◆ What you have to do
Present the data once more in exactly its original form.

◆ Records
"""

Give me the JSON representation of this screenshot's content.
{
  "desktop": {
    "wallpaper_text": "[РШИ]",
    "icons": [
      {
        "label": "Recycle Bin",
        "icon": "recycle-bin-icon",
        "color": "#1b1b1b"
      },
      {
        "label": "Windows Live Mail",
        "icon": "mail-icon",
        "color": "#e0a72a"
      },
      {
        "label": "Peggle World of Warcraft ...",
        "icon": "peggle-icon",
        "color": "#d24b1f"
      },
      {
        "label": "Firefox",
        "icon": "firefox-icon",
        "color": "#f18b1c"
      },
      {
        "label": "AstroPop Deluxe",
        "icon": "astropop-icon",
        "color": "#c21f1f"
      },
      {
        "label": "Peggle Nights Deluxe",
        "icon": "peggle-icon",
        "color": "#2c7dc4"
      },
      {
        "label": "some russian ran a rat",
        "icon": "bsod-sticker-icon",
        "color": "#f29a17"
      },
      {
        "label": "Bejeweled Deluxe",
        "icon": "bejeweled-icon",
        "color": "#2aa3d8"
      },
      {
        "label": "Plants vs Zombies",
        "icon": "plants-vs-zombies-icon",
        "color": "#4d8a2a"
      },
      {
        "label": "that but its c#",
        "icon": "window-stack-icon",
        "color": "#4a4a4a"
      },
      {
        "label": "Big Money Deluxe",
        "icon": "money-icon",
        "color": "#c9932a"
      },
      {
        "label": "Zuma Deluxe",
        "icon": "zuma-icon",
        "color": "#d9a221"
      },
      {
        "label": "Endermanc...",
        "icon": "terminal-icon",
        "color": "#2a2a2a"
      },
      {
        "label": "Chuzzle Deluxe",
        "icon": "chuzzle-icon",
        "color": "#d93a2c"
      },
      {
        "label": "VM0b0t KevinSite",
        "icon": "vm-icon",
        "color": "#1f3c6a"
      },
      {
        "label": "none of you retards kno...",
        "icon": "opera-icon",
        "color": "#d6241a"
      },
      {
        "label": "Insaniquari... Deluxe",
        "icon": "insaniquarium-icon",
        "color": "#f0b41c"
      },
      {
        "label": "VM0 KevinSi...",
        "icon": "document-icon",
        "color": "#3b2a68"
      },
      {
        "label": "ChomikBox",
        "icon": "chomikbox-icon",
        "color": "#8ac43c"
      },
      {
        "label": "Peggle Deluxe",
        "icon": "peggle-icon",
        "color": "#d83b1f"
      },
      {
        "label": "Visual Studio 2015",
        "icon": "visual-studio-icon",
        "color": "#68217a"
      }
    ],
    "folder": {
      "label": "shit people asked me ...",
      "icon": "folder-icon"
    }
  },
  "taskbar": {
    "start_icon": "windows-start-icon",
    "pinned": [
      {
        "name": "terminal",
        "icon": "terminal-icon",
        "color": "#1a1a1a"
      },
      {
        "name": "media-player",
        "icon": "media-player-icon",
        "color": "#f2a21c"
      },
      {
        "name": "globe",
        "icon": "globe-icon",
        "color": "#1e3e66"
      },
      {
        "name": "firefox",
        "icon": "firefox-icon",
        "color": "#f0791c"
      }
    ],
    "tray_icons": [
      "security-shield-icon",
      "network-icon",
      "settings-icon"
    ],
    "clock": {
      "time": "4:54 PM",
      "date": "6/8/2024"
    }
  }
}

"""

◆ Reply to the exercise
Give me the JSON representation of this screenshot's content.
{
  "desktop": {
    "wallpaper_text": "[РШИ]",
    "icons": [
      {
        "label": "Recycle Bin",
        "icon": "recycle-bin-icon",
        "color": "#1b1b1b"
      },
      {
        "label": "Windows Live Mail",
        "icon": "mail-icon",
        "color": "#e0a72a"
      },
      {
        "label": "Peggle World of Warcraft ...",
        "icon": "peggle-icon",
        "color": "#d24b1f"
      },
      {
        "label": "Firefox",
        "icon": "firefox-icon",
        "color": "#f18b1c"
      },
      {
        "label": "AstroPop Deluxe",
        "icon": "astropop-icon",
        "color": "#c21f1f"
      },
      {
        "label": "Peggle Nights Deluxe",
        "icon": "peggle-icon",
        "color": "#2c7dc4"
      },
      {
        "label": "some russian ran a rat",
        "icon": "bsod-sticker-icon",
        "color": "#f29a17"
      },
      {
        "label": "Bejeweled Deluxe",
        "icon": "bejeweled-icon",
        "color": "#2aa3d8"
      },
      {
        "label": "Plants vs Zombies",
        "icon": "plants-vs-zombies-icon",
        "color": "#4d8a2a"
      },
      {
        "label": "that but its c#",
        "icon": "window-stack-icon",
        "color": "#4a4a4a"
      },
      {
        "label": "Big Money Deluxe",
        "icon": "money-icon",
        "color": "#c9932a"
      },
      {
        "label": "Zuma Deluxe",
        "icon": "zuma-icon",
        "color": "#d9a221"
      },
      {
        "label": "Endermanc...",
        "icon": "terminal-icon",
        "color": "#2a2a2a"
      },
      {
        "label": "Chuzzle Deluxe",
        "icon": "chuzzle-icon",
        "color": "#d93a2c"
      },
      {
        "label": "VM0b0t KevinSite",
        "icon": "vm-icon",
        "color": "#1f3c6a"
      },
      {
        "label": "none of you retards kno...",
        "icon": "opera-icon",
        "color": "#d6241a"
      },
      {
        "label": "Insaniquari... Deluxe",
        "icon": "insaniquarium-icon",
        "color": "#f0b41c"
      },
      {
        "label": "VM0 KevinSi...",
        "icon": "document-icon",
        "color": "#3b2a68"
      },
      {
        "label": "ChomikBox",
        "icon": "chomikbox-icon",
        "color": "#8ac43c"
      },
      {
        "label": "Peggle Deluxe",
        "icon": "peggle-icon",
        "color": "#d83b1f"
      },
      {
        "label": "Visual Studio 2015",
        "icon": "visual-studio-icon",
        "color": "#68217a"
      }
    ],
    "folder": {
      "label": "shit people asked me ...",
      "icon": "folder-icon"
    }
  },
  "taskbar": {
    "start_icon": "windows-start-icon",
    "pinned": [
      {
        "name": "terminal",
        "icon": "terminal-icon",
        "color": "#1a1a1a"
      },
      {
        "name": "media-player",
        "icon": "media-player-icon",
        "color": "#f2a21c"
      },
      {
        "name": "globe",
        "icon": "globe-icon",
        "color": "#1e3e66"
      },
      {
        "name": "firefox",
        "icon": "firefox-icon",
        "color": "#f0791c"
      }
    ],
    "tray_icons": [
      "security-shield-icon",
      "network-icon",
      "settings-icon"
    ],
    "clock": {
      "time": "4:54 PM",
      "date": "6/8/2024"
    }
  }
}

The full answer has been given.